§ DATA EXCERPTS
· · ·

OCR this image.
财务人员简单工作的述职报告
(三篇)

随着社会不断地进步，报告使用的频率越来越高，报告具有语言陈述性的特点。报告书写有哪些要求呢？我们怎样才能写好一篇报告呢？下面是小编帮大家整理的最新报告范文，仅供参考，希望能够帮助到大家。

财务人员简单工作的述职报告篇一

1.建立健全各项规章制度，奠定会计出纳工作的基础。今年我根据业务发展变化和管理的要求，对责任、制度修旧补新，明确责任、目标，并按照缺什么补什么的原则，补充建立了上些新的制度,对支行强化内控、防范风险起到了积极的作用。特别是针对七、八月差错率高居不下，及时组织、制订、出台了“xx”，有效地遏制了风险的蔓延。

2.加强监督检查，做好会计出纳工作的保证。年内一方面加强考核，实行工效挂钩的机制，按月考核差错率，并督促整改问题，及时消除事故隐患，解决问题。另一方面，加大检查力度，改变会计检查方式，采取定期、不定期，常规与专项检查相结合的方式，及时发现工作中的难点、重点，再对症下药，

· · ·

§ TASK STATEMENT
Repeat each record in full; every line must match exactly.

§ TASK SOLUTION
OCR this image.
财务人员简单工作的述职报告
(三篇)

随着社会不断地进步，报告使用的频率越来越高，报告具有语言陈述性的特点。报告书写有哪些要求呢？我们怎样才能写好一篇报告呢？下面是小编帮大家整理的最新报告范文，仅供参考，希望能够帮助到大家。

财务人员简单工作的述职报告篇一

1.建立健全各项规章制度，奠定会计出纳工作的基础。今年我根据业务发展变化和管理的要求，对责任、制度修旧补新，明确责任、目标，并按照缺什么补什么的原则，补充建立了上些新的制度,对支行强化内控、防范风险起到了积极的作用。特别是针对七、八月差错率高居不下，及时组织、制订、出台了“xx”，有效地遏制了风险的蔓延。

2.加强监督检查，做好会计出纳工作的保证。年内一方面加强考核，实行工效挂钩的机制，按月考核差错率，并督促整改问题，及时消除事故隐患，解决问题。另一方面，加大检查力度，改变会计检查方式，采取定期、不定期，常规与专项检查相结合的方式，及时发现工作中的难点、重点，再对症下药，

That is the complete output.